• _Work to be completed_
Every line in the listing is to be echoed verbatim.

━━ Entries provided

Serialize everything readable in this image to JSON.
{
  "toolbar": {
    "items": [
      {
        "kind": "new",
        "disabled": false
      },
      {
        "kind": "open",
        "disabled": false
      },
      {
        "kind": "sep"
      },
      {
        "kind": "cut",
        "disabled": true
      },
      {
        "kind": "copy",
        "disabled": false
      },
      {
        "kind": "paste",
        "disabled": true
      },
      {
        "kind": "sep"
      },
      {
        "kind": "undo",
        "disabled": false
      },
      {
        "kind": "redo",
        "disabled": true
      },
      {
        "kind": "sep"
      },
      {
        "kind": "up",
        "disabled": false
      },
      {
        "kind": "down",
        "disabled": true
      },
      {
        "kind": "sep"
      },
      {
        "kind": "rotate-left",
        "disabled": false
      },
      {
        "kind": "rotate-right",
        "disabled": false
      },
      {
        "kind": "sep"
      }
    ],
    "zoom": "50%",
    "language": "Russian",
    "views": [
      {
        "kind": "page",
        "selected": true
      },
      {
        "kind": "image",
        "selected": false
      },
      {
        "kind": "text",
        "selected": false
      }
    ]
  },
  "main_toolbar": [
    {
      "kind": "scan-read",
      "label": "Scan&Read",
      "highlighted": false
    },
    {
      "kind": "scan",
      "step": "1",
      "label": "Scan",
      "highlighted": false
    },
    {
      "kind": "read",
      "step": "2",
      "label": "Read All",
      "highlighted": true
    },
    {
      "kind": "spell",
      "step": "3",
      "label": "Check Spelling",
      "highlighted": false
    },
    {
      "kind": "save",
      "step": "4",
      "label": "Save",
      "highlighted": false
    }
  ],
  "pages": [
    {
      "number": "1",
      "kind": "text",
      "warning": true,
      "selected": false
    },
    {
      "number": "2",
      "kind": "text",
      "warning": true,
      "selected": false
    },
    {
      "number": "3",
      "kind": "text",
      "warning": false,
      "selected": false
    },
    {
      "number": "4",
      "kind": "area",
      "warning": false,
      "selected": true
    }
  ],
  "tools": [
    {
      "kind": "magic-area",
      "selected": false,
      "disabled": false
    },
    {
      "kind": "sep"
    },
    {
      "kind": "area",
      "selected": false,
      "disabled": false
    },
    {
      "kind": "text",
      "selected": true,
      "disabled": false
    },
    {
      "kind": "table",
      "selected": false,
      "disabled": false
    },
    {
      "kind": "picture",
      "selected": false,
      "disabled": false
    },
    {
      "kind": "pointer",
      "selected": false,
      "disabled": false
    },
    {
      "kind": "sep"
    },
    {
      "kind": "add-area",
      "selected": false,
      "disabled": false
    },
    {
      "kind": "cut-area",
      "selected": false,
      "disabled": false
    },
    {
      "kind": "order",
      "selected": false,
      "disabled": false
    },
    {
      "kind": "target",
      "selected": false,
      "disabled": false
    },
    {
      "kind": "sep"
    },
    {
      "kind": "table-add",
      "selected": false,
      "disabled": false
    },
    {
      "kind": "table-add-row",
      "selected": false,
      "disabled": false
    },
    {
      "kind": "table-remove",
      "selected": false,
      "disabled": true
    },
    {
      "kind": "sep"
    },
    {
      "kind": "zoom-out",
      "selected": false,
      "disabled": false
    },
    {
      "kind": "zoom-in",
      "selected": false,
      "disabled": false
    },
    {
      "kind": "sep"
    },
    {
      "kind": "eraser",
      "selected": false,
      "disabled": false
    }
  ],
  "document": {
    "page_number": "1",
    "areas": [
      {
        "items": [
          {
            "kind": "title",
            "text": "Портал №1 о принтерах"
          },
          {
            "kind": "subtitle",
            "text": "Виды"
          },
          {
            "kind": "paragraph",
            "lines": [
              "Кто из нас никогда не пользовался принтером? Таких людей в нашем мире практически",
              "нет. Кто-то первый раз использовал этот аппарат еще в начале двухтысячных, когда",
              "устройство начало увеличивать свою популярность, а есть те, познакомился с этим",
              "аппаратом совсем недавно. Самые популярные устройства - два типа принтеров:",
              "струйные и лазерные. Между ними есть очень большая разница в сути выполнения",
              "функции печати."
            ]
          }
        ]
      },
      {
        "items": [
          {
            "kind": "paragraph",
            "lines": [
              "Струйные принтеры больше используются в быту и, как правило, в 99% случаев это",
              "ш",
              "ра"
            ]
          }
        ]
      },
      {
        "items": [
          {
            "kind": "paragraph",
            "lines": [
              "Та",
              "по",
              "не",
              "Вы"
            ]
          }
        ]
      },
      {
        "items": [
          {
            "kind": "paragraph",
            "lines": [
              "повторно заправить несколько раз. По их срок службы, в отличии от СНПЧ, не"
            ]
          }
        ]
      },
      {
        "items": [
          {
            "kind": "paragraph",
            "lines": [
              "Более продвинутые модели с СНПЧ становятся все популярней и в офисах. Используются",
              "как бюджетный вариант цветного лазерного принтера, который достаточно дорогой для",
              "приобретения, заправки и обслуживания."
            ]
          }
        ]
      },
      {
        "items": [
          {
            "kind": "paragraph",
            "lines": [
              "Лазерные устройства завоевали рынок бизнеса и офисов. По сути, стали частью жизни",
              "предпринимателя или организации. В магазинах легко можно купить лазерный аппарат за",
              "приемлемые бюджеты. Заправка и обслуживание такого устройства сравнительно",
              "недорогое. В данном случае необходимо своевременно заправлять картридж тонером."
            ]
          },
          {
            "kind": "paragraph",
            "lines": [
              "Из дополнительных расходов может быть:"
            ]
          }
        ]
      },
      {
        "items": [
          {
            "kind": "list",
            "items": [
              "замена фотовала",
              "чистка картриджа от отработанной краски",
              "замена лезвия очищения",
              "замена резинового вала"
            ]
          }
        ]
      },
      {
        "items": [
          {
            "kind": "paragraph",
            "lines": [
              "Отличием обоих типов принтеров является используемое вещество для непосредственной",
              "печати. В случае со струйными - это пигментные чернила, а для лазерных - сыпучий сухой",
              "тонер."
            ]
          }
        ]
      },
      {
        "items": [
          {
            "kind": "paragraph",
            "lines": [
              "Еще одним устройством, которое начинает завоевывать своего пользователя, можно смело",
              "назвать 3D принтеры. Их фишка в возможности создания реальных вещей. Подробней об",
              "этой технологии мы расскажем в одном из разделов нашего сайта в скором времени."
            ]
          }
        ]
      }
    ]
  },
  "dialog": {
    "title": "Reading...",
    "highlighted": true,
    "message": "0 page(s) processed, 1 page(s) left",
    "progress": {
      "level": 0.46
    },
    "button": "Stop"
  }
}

━━━━

• _Expected answer_
Serialize everything readable in this image to JSON.
{
  "toolbar": {
    "items": [
      {
        "kind": "new",
        "disabled": false
      },
      {
        "kind": "open",
        "disabled": false
      },
      {
        "kind": "sep"
      },
      {
        "kind": "cut",
        "disabled": true
      },
      {
        "kind": "copy",
        "disabled": false
      },
      {
        "kind": "paste",
        "disabled": true
      },
      {
        "kind": "sep"
      },
      {
        "kind": "undo",
        "disabled": false
      },
      {
        "kind": "redo",
        "disabled": true
      },
      {
        "kind": "sep"
      },
      {
        "kind": "up",
        "disabled": false
      },
      {
        "kind": "down",
        "disabled": true
      },
      {
        "kind": "sep"
      },
      {
        "kind": "rotate-left",
        "disabled": false
      },
      {
        "kind": "rotate-right",
        "disabled": false
      },
      {
        "kind": "sep"
      }
    ],
    "zoom": "50%",
    "language": "Russian",
    "views": [
      {
        "kind": "page",
        "selected": true
      },
      {
        "kind": "image",
        "selected": false
      },
      {
        "kind": "text",
        "selected": false
      }
    ]
  },
  "main_toolbar": [
    {
      "kind": "scan-read",
      "label": "Scan&Read",
      "highlighted": false
    },
    {
      "kind": "scan",
      "step": "1",
      "label": "Scan",
      "highlighted": false
    },
    {
      "kind": "read",
      "step": "2",
      "label": "Read All",
      "highlighted": true
    },
    {
      "kind": "spell",
      "step": "3",
      "label": "Check Spelling",
      "highlighted": false
    },
    {
      "kind": "save",
      "step": "4",
      "label": "Save",
      "highlighted": false
    }
  ],
  "pages": [
    {
      "number": "1",
      "kind": "text",
      "warning": true,
      "selected": false
    },
    {
      "number": "2",
      "kind": "text",
      "warning": true,
      "selected": false
    },
    {
      "number": "3",
      "kind": "text",
      "warning": false,
      "selected": false
    },
    {
      "number": "4",
      "kind": "area",
      "warning": false,
      "selected": true
    }
  ],
  "tools": [
    {
      "kind": "magic-area",
      "selected": false,
      "disabled": false
    },
    {
      "kind": "sep"
    },
    {
      "kind": "area",
      "selected": false,
      "disabled": false
    },
    {
      "kind": "text",
      "selected": true,
      "disabled": false
    },
    {
      "kind": "table",
      "selected": false,
      "disabled": false
    },
    {
      "kind": "picture",
      "selected": false,
      "disabled": false
    },
    {
      "kind": "pointer",
      "selected": false,
      "disabled": false
    },
    {
      "kind": "sep"
    },
    {
      "kind": "add-area",
      "selected": false,
      "disabled": false
    },
    {
      "kind": "cut-area",
      "selected": false,
      "disabled": false
    },
    {
      "kind": "order",
      "selected": false,
      "disabled": false
    },
    {
      "kind": "target",
      "selected": false,
      "disabled": false
    },
    {
      "kind": "sep"
    },
    {
      "kind": "table-add",
      "selected": false,
      "disabled": false
    },
    {
      "kind": "table-add-row",
      "selected": false,
      "disabled": false
    },
    {
      "kind": "table-remove",
      "selected": false,
      "disabled": true
    },
    {
      "kind": "sep"
    },
    {
      "kind": "zoom-out",
      "selected": false,
      "disabled": false
    },
    {
      "kind": "zoom-in",
      "selected": false,
      "disabled": false
    },
    {
      "kind": "sep"
    },
    {
      "kind": "eraser",
      "selected": false,
      "disabled": false
    }
  ],
  "document": {
    "page_number": "1",
    "areas": [
      {
        "items": [
          {
            "kind": "title",
            "text": "Портал №1 о принтерах"
          },
          {
            "kind": "subtitle",
            "text": "Виды"
          },
          {
            "kind": "paragraph",
            "lines": [
              "Кто из нас никогда не пользовался принтером? Таких людей в нашем мире практически",
              "нет. Кто-то первый раз использовал этот аппарат еще в начале двухтысячных, когда",
              "устройство начало увеличивать свою популярность, а есть те, познакомился с этим",
              "аппаратом совсем недавно. Самые популярные устройства - два типа принтеров:",
              "струйные и лазерные. Между ними есть очень большая разница в сути выполнения",
              "функции печати."
            ]
          }
        ]
      },
      {
        "items": [
          {
            "kind": "paragraph",
            "lines": [
              "Струйные принтеры больше используются в быту и, как правило, в 99% случаев это",
              "ш",
              "ра"
            ]
          }
        ]
      },
      {
        "items": [
          {
            "kind": "paragraph",
            "lines": [
              "Та",
              "по",
              "не",
              "Вы"
            ]
          }
        ]
      },
      {
        "items": [
          {
            "kind": "paragraph",
            "lines": [
              "повторно заправить несколько раз. По их срок службы, в отличии от СНПЧ, не"
            ]
          }
        ]
      },
      {
        "items": [
          {
            "kind": "paragraph",
            "lines": [
              "Более продвинутые модели с СНПЧ становятся все популярней и в офисах. Используются",
              "как бюджетный вариант цветного лазерного принтера, который достаточно дорогой для",
              "приобретения, заправки и обслуживания."
            ]
          }
        ]
      },
      {
        "items": [
          {
            "kind": "paragraph",
            "lines": [
              "Лазерные устройства завоевали рынок бизнеса и офисов. По сути, стали частью жизни",
              "предпринимателя или организации. В магазинах легко можно купить лазерный аппарат за",
              "приемлемые бюджеты. Заправка и обслуживание такого устройства сравнительно",
              "недорогое. В данном случае необходимо своевременно заправлять картридж тонером."
            ]
          },
          {
            "kind": "paragraph",
            "lines": [
              "Из дополнительных расходов может быть:"
            ]
          }
        ]
      },
      {
        "items": [
          {
            "kind": "list",
            "items": [
              "замена фотовала",
              "чистка картриджа от отработанной краски",
              "замена лезвия очищения",
              "замена резинового вала"
            ]
          }
        ]
      },
      {
        "items": [
          {
            "kind": "paragraph",
            "lines": [
              "Отличием обоих типов принтеров является используемое вещество для непосредственной",
              "печати. В случае со струйными - это пигментные чернила, а для лазерных - сыпучий сухой",
              "тонер."
            ]
          }
        ]
      },
      {
        "items": [
          {
            "kind": "paragraph",
            "lines": [
              "Еще одним устройством, которое начинает завоевывать своего пользователя, можно смело",
              "назвать 3D принтеры. Их фишка в возможности создания реальных вещей. Подробней об",
              "этой технологии мы расскажем в одном из разделов нашего сайта в скором времени."
            ]
          }
        ]
      }
    ]
  },
  "dialog": {
    "title": "Reading...",
    "highlighted": true,
    "message": "0 page(s) processed, 1 page(s) left",
    "progress": {
      "level": 0.46
    },
    "button": "Stop"
  }
}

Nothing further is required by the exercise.